**GIVEN REQUEST A:** In the text on likelihood ratios, what does a likelihood ratio of 0.5 mean?
**GIVEN REQUEST B:** Set down the passage on likelihood ratios word for word, starting at "For example, consider" and ending at "best supported value.".
**GIVEN REQUEST C:** Resume the text on likelihood ratios and confidence intervals from the point where it stops.

Epidemiology / HEOR Analytics / Observational Data Analytics

Likelihood Ratios and Confidence Intervals

A likelihood ratio (LR) in this context is a tool to compare how well two different values of a parameter explain the observed data. Specifically, we often compare any given value to the best-fitting value (the MLE). The likelihood ratio for a particular value of the parameter is defined as:

LR = \frac{\text{Likelihood at a given parameter value}}{\text{Likelihood at the MLE}}

Because the likelihood at the MLE is the highest possible likelihood, any other value will have a likelihood ratio less than or equal to 1. An LR of 1 means the parameter value is just as likely as the MLE given the data (which only happens when the value is the MLE). An LR of 0.5, for example, would mean the data are half as likely under that parameter value compared to the MLE. The lower the likelihood ratio, the less the data support that parameter value.

It might help to think of the likelihood ratio as a relative measure of support: it tells you how many times less likely the data would be if the parameter had some other value instead of the MLE. Researchers often work with the logarithm of the likelihood (the log-likelihood) because it simplifies calculations, but the concept remains one of comparing heights of the likelihood function at different points.

Supported vs. Unsupported Values

Using likelihood ratios, we can define a range of “supported” values for our parameter – values for which the data are reasonably compatible. If the likelihood ratio is high (close to 1), the value is nearly as supported as the MLE by the data. If it’s very low, the data do not support that value much at all. We usually decide on a threshold ratio to determine what “supported” means.

For example, consider again the household TB transmission scenario from the previous article. The MLE for the risk p was 0.25 (25%). Let’s evaluate how the likelihood of the observed data (3 positives, 9 negatives out of 12) compares for some different values of p:

  • At the MLE, p = 0.25: The likelihood ratio LR = 1 by definition. This is the top of the mountain – the best supported value.
  • At p = 0.20 (20% risk): Plugging into L(p) = \binom{12}{3} p^3 (1-p)^9, we find L(0.20)/L(0.25) \approx 0.92. The data support 20% fairly well.
  • At p = 0.30 (30% risk): The ratio is around 0.93, so 30% is also almost as supported as 25%.

**STORED RECORDS:**
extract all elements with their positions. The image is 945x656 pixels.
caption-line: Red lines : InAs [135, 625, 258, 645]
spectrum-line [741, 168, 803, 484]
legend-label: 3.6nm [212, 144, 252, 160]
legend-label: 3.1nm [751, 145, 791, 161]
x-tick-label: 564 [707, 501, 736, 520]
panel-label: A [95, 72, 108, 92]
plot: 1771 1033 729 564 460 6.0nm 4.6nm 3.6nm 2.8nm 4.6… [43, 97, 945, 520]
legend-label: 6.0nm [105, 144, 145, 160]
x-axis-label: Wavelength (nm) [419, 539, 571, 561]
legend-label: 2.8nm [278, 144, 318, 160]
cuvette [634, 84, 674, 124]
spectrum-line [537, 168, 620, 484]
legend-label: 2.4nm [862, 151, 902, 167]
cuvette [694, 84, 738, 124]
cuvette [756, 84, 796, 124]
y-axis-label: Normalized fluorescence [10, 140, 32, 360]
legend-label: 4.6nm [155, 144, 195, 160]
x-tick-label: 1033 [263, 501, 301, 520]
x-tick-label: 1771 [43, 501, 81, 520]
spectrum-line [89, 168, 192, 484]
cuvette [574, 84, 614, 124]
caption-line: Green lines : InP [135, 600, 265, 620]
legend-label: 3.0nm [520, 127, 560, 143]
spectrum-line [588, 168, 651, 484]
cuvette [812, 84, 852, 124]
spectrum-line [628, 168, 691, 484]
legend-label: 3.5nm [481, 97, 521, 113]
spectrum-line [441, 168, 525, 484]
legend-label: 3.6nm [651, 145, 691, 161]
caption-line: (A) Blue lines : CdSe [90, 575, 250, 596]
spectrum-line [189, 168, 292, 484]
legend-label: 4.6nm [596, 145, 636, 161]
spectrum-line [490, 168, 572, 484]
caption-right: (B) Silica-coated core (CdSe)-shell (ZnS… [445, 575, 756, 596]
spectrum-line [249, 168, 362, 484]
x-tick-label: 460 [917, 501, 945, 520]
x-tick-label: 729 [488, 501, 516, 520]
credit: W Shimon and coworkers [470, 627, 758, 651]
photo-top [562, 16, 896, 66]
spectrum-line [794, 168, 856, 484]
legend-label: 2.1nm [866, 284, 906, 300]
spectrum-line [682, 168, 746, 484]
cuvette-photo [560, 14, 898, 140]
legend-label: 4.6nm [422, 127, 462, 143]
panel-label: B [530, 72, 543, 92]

**WRITTEN REPLY A:** The data are half as likely under that parameter value compared to the MLE.

**WRITTEN REPLY B:**
For example, consider again the household TB transmission scenario from the previous article. The MLE for the risk p was 0.25 (25%). Let’s evaluate how the likelihood of the observed data (3 positives, 9 negatives out of 12) compares for some different values of p:

  • At the MLE, p = 0.25: The likelihood ratio LR = 1 by definition. This is the top of the mountain – the best supported value.

**WRITTEN REPLY C:**
  • At p = 0.10 (10% risk): The ratio is about 0.33, meaning the observed result is only one-third as likely if the true risk were 10% compared to 25%.
  • At p = 0.40 (40% risk): The likelihood ratio is around 0.55, showing less support but not impossible.
  • At p = 0.60 (60% risk): The LR is very low (around 0.05). Such a high transmission risk is strongly rejected by the data.

From these, we see that values of p roughly between 0.20 and 0.30 produce high likelihood ratios (close to 1), meaning the data support them nearly as well as they support the MLE of 0.25. Values far from that (like 0.10 or 0.60) produce low likelihood ratios, meaning those values are not supported by the data.

We can visualize this by imagining a curve of the likelihood ratio across all possible p. It starts at 0 when p=0, rises to 1 at p=0.25, and then goes back down towards 0 as p approaches 1. All values above a certain ratio threshold can be considered the “supported range” of p.

Likelihood Ratios and Confidence Intervals

The concept of a supported range of parameter values based on a likelihood ratio cutoff turns out to be closely related to a confidence interval. A confidence interval (CI) provides a range of values within which the true parameter likely falls, given a certain confidence level (like 95%). Usually we compute confidence intervals using statistical formulas, but you can also derive them using likelihoods.

For large samples, if the model assumptions are reasonable, choosing a particular likelihood ratio cutoff corresponds to a particular confidence level:

  • 95% CI: take all values with LR \geq 0.146 (≈14.6%).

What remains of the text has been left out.